#### Task
Lines containing the word "know" are to be located and copied.

#### Extracted information
>>>>>

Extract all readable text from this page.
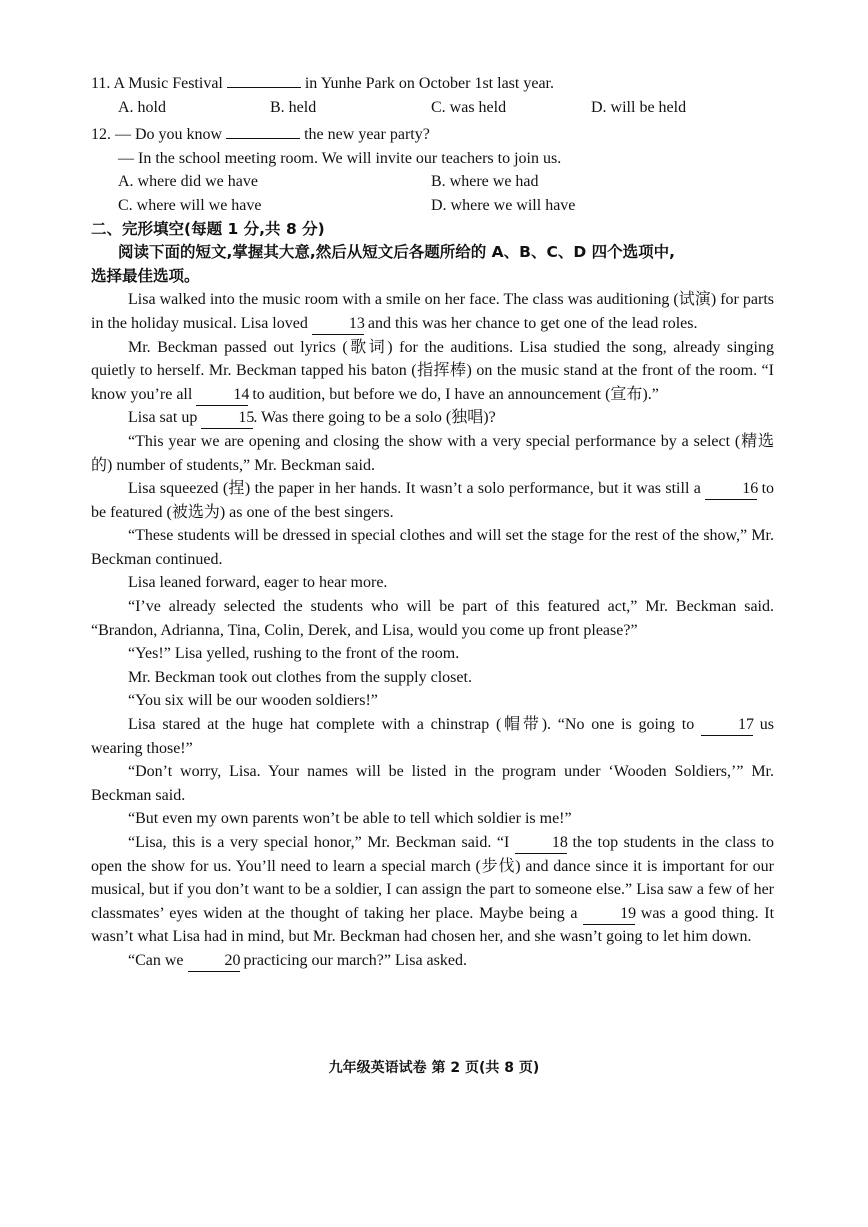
11. A Music Festival	in Yunhe Park on October 1st last year.
A. hold	B. held	C. was held	D. will be held
12. — Do you know	the new year party?
— In the school meeting room. We will invite our teachers to join us.
A. where did we have	B. where we had
C. where will we have	D. where we will have
二、完形填空(每题 1 分,共 8 分)
阅读下面的短文,掌握其大意,然后从短文后各题所给的 A、B、C、D 四个选项中,
选择最佳选项。

Lisa walked into the music room with a smile on her face. The class was auditioning (试演) for parts in the holiday musical. Lisa loved	13 and this was her chance to get one of the lead roles.

Mr. Beckman passed out lyrics (歌词) for the auditions. Lisa studied the song, already singing quietly to herself. Mr. Beckman tapped his baton (指挥棒) on the music stand at the front of the room. “I know you’re all	14 to audition, but before we do, I have an announcement (宣布).”

Lisa sat up	15. Was there going to be a solo (独唱)?

“This year we are opening and closing the show with a very special performance by a select (精选的) number of students,” Mr. Beckman said.

Lisa squeezed (捏) the paper in her hands. It wasn’t a solo performance, but it was still a	16 to be featured (被选为) as one of the best singers.

“These students will be dressed in special clothes and will set the stage for the rest of the show,” Mr. Beckman continued.

Lisa leaned forward, eager to hear more.

“I’ve already selected the students who will be part of this featured act,” Mr. Beckman said. “Brandon, Adrianna, Tina, Colin, Derek, and Lisa, would you come up front please?”

“Yes!” Lisa yelled, rushing to the front of the room.

Mr. Beckman took out clothes from the supply closet.

“You six will be our wooden soldiers!”

Lisa stared at the huge hat complete with a chinstrap (帽带). “No one is going to	17 us wearing those!”

“Don’t worry, Lisa. Your names will be listed in the program under ‘Wooden Soldiers,’” Mr. Beckman said.

“But even my own parents won’t be able to tell which soldier is me!”

“Lisa, this is a very special honor,” Mr. Beckman said. “I	18 the top students in the class to open the show for us. You’ll need to learn a special march (步伐) and dance since it is important for our musical, but if you don’t want to be a soldier, I can assign the part to someone else.” Lisa saw a few of her classmates’ eyes widen at the thought of taking her place. Maybe being a	19 was a good thing. It wasn’t what Lisa had in mind, but Mr. Beckman had chosen her, and she wasn’t going to let him down.

“Can we	20 practicing our march?” Lisa asked.

九年级英语试卷 第 2 页(共 8 页)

<<<<<

#### Written reply
12. — Do you know	the new year party?
Mr. Beckman passed out lyrics (歌词) for the auditions. Lisa studied the song, already singing quietly to herself. Mr. Beckman tapped his baton (指挥棒) on the music stand at the front of the room. “I know you’re all	14 to audition, but before we do, I have an announcement (宣布).”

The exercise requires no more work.